▶ EXERCISE TASK:
Restate the whole of the material. Keep every word, and drop the pictures.
## Begin SUPPLIED DATA
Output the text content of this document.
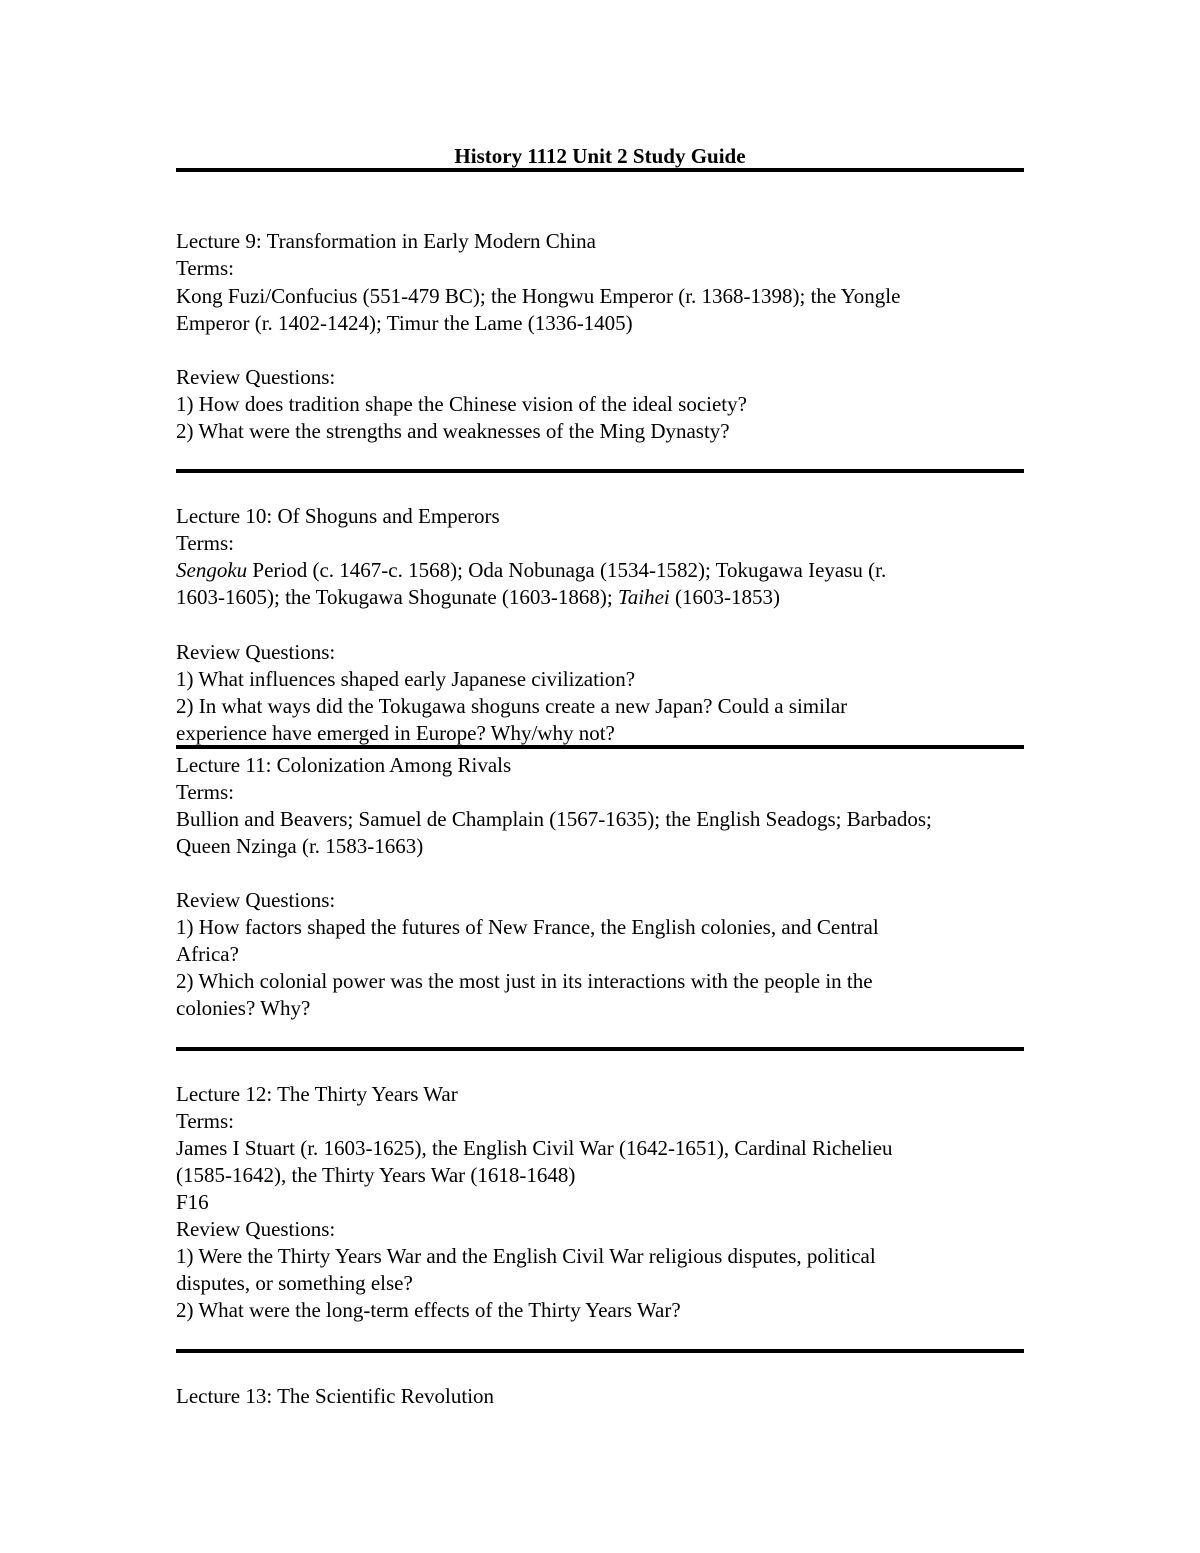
History 1112 Unit 2 Study Guide
Lecture 9: Transformation in Early Modern China
Terms:
Kong Fuzi/Confucius (551-479 BC); the Hongwu Emperor (r. 1368-1398); the Yongle
Emperor (r. 1402-1424); Timur the Lame (1336-1405)
Review Questions:
1) How does tradition shape the Chinese vision of the ideal society?
2) What were the strengths and weaknesses of the Ming Dynasty?
Lecture 10: Of Shoguns and Emperors
Terms:
Sengoku Period (c. 1467-c. 1568); Oda Nobunaga (1534-1582); Tokugawa Ieyasu (r.
1603-1605); the Tokugawa Shogunate (1603-1868); Taihei (1603-1853)
Review Questions:
1) What influences shaped early Japanese civilization?
2) In what ways did the Tokugawa shoguns create a new Japan? Could a similar
experience have emerged in Europe? Why/why not?
Lecture 11: Colonization Among Rivals
Terms:
Bullion and Beavers; Samuel de Champlain (1567-1635); the English Seadogs; Barbados;
Queen Nzinga (r. 1583-1663)
Review Questions:
1) How factors shaped the futures of New France, the English colonies, and Central
Africa?
2) Which colonial power was the most just in its interactions with the people in the
colonies? Why?
Lecture 12: The Thirty Years War
Terms:
James I Stuart (r. 1603-1625), the English Civil War (1642-1651), Cardinal Richelieu
(1585-1642), the Thirty Years War (1618-1648)
F16
Review Questions:
1) Were the Thirty Years War and the English Civil War religious disputes, political
disputes, or something else?
2) What were the long-term effects of the Thirty Years War?
Lecture 13: The Scientific Revolution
## End SUPPLIED DATA
▶ EXERCISE OUTPUT:
Output the text content of this document.
History 1112 Unit 2 Study Guide
Lecture 9: Transformation in Early Modern China
Terms:
Kong Fuzi/Confucius (551-479 BC); the Hongwu Emperor (r. 1368-1398); the Yongle
Emperor (r. 1402-1424); Timur the Lame (1336-1405)
Review Questions:
1) How does tradition shape the Chinese vision of the ideal society?
2) What were the strengths and weaknesses of the Ming Dynasty?
Lecture 10: Of Shoguns and Emperors
Terms:
Sengoku Period (c. 1467-c. 1568); Oda Nobunaga (1534-1582); Tokugawa Ieyasu (r.
1603-1605); the Tokugawa Shogunate (1603-1868); Taihei (1603-1853)
Review Questions:
1) What influences shaped early Japanese civilization?
2) In what ways did the Tokugawa shoguns create a new Japan? Could a similar
experience have emerged in Europe? Why/why not?
Lecture 11: Colonization Among Rivals
Terms:
Bullion and Beavers; Samuel de Champlain (1567-1635); the English Seadogs; Barbados;
Queen Nzinga (r. 1583-1663)
Review Questions:
1) How factors shaped the futures of New France, the English colonies, and Central
Africa?
2) Which colonial power was the most just in its interactions with the people in the
colonies? Why?
Lecture 12: The Thirty Years War
Terms:
James I Stuart (r. 1603-1625), the English Civil War (1642-1651), Cardinal Richelieu
(1585-1642), the Thirty Years War (1618-1648)
F16
Review Questions:
1) Were the Thirty Years War and the English Civil War religious disputes, political
disputes, or something else?
2) What were the long-term effects of the Thirty Years War?
Lecture 13: The Scientific Revolution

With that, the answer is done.